__What is asked__: Identify the lines bearing the string "color" and gather them.

(Dataset entries on figures)
___
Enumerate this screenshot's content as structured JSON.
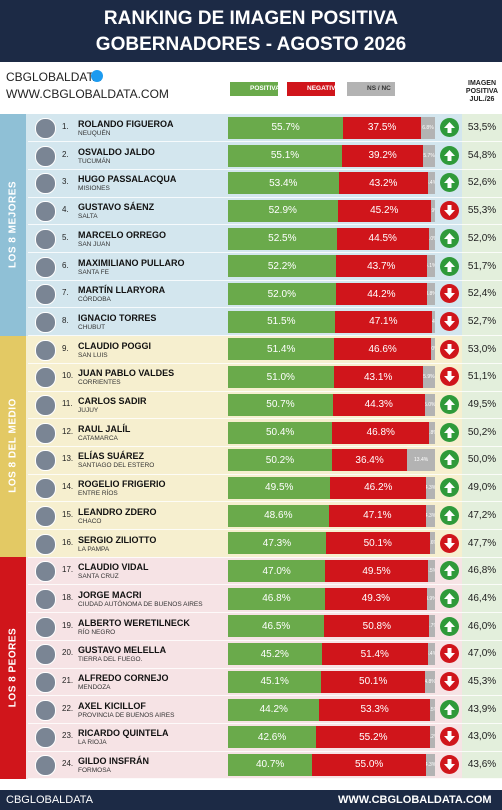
{
  "header": {
    "title_line1": "RANKING DE IMAGEN POSITIVA",
    "title_line2": "GOBERNADORES - AGOSTO 2026",
    "brand": "CBGLOBALDATA",
    "url": "WWW.CBGLOBALDATA.COM"
  },
  "footer": {
    "brand": "CBGLOBALDATA",
    "url": "WWW.CBGLOBALDATA.COM"
  },
  "chart_data": {
    "type": "bar",
    "orientation": "horizontal",
    "stacked": true,
    "xlim": [
      0,
      100
    ],
    "groups": [
      {
        "label": "LOS 8 MEJORES",
        "color": "#d3e6ee",
        "strip": "#8fc0d6"
      },
      {
        "label": "LOS 8 DEL MEDIO",
        "color": "#f6efcf",
        "strip": "#e3c964"
      },
      {
        "label": "LOS 8 PEORES",
        "color": "#f6e3e5",
        "strip": "#d0151b"
      }
    ],
    "ranks": [
      "1.",
      "2.",
      "3.",
      "4.",
      "5.",
      "6.",
      "7.",
      "8.",
      "9.",
      "10.",
      "11.",
      "12.",
      "13.",
      "14.",
      "15.",
      "16.",
      "17.",
      "18.",
      "19.",
      "20.",
      "21.",
      "22.",
      "23.",
      "24."
    ],
    "categories": [
      "ROLANDO FIGUEROA",
      "OSVALDO JALDO",
      "HUGO PASSALACQUA",
      "GUSTAVO SÁENZ",
      "MARCELO ORREGO",
      "MAXIMILIANO PULLARO",
      "MARTÍN LLARYORA",
      "IGNACIO TORRES",
      "CLAUDIO POGGI",
      "JUAN PABLO VALDES",
      "CARLOS SADIR",
      "RAUL JALÍL",
      "ELÍAS SUÁREZ",
      "ROGELIO FRIGERIO",
      "LEANDRO ZDERO",
      "SERGIO ZILIOTTO",
      "CLAUDIO VIDAL",
      "JORGE MACRI",
      "ALBERTO WERETILNECK",
      "GUSTAVO MELELLA",
      "ALFREDO CORNEJO",
      "AXEL KICILLOF",
      "RICARDO QUINTELA",
      "GILDO INSFRÁN"
    ],
    "provinces": [
      "NEUQUÉN",
      "TUCUMÁN",
      "MISIONES",
      "SALTA",
      "SAN JUAN",
      "SANTA FE",
      "CÓRDOBA",
      "CHUBUT",
      "SAN LUIS",
      "CORRIENTES",
      "JUJUY",
      "CATAMARCA",
      "SANTIAGO DEL ESTERO",
      "ENTRE RÍOS",
      "CHACO",
      "LA PAMPA",
      "SANTA CRUZ",
      "CIUDAD AUTÓNOMA DE BUENOS AIRES",
      "RÍO NEGRO",
      "TIERRA DEL FUEGO.",
      "MENDOZA",
      "PROVINCIA DE BUENOS AIRES",
      "LA RIOJA",
      "FORMOSA"
    ],
    "series": [
      {
        "name": "POSITIVA",
        "color": "#6aaa4b",
        "values": [
          55.7,
          55.1,
          53.4,
          52.9,
          52.5,
          52.2,
          52.0,
          51.5,
          51.4,
          51.0,
          50.7,
          50.4,
          50.2,
          49.5,
          48.6,
          47.3,
          47.0,
          46.8,
          46.5,
          45.2,
          45.1,
          44.2,
          42.6,
          40.7
        ],
        "value_labels": [
          "55.7%",
          "55.1%",
          "53.4%",
          "52.9%",
          "52.5%",
          "52.2%",
          "52.0%",
          "51.5%",
          "51.4%",
          "51.0%",
          "50.7%",
          "50.4%",
          "50.2%",
          "49.5%",
          "48.6%",
          "47.3%",
          "47.0%",
          "46.8%",
          "46.5%",
          "45.2%",
          "45.1%",
          "44.2%",
          "42.6%",
          "40.7%"
        ]
      },
      {
        "name": "NEGATIVA",
        "color": "#d0151b",
        "values": [
          37.5,
          39.2,
          43.2,
          45.2,
          44.5,
          43.7,
          44.2,
          47.1,
          46.6,
          43.1,
          44.3,
          46.8,
          36.4,
          46.2,
          47.1,
          50.1,
          49.5,
          49.3,
          50.8,
          51.4,
          50.1,
          53.3,
          55.2,
          55.0
        ],
        "value_labels": [
          "37.5%",
          "39.2%",
          "43.2%",
          "45.2%",
          "44.5%",
          "43.7%",
          "44.2%",
          "47.1%",
          "46.6%",
          "43.1%",
          "44.3%",
          "46.8%",
          "36.4%",
          "46.2%",
          "47.1%",
          "50.1%",
          "49.5%",
          "49.3%",
          "50.8%",
          "51.4%",
          "50.1%",
          "53.3%",
          "55.2%",
          "55.0%"
        ]
      },
      {
        "name": "NS / NC",
        "color": "#b3b3b3",
        "values": [
          6.8,
          5.7,
          3.4,
          1.9,
          3.0,
          4.1,
          3.8,
          1.4,
          2.0,
          5.9,
          5.0,
          2.8,
          13.4,
          4.3,
          4.3,
          2.6,
          3.5,
          3.9,
          2.7,
          3.4,
          4.8,
          2.5,
          2.2,
          4.3
        ],
        "value_labels": [
          "6.8%",
          "5.7%",
          "3.4%",
          "1.9%",
          "3.0%",
          "4.1%",
          "3.8%",
          "1.4%",
          "2.0%",
          "5.9%",
          "5.0%",
          "2.8%",
          "13.4%",
          "4.3%",
          "4.3%",
          "2.6%",
          "3.5%",
          "3.9%",
          "2.7%",
          "3.4%",
          "4.8%",
          "2.5%",
          "2.2%",
          "4.3%"
        ]
      }
    ],
    "previous": {
      "name": "IMAGEN POSITIVA JUL./26",
      "values": [
        53.5,
        54.8,
        52.6,
        55.3,
        52.0,
        51.7,
        52.4,
        52.7,
        53.0,
        51.1,
        49.5,
        50.2,
        50.0,
        49.0,
        47.2,
        47.7,
        46.8,
        46.4,
        46.0,
        47.0,
        45.3,
        43.9,
        43.0,
        43.6
      ],
      "value_labels": [
        "53,5%",
        "54,8%",
        "52,6%",
        "55,3%",
        "52,0%",
        "51,7%",
        "52,4%",
        "52,7%",
        "53,0%",
        "51,1%",
        "49,5%",
        "50,2%",
        "50,0%",
        "49,0%",
        "47,2%",
        "47,7%",
        "46,8%",
        "46,4%",
        "46,0%",
        "47,0%",
        "45,3%",
        "43,9%",
        "43,0%",
        "43,6%"
      ]
    }
  }
}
___
__Written response__:
        "color": "#d3e6ee",
        "color": "#f6efcf",
        "color": "#f6e3e5",
        "color": "#6aaa4b",
        "color": "#d0151b",
        "color": "#b3b3b3",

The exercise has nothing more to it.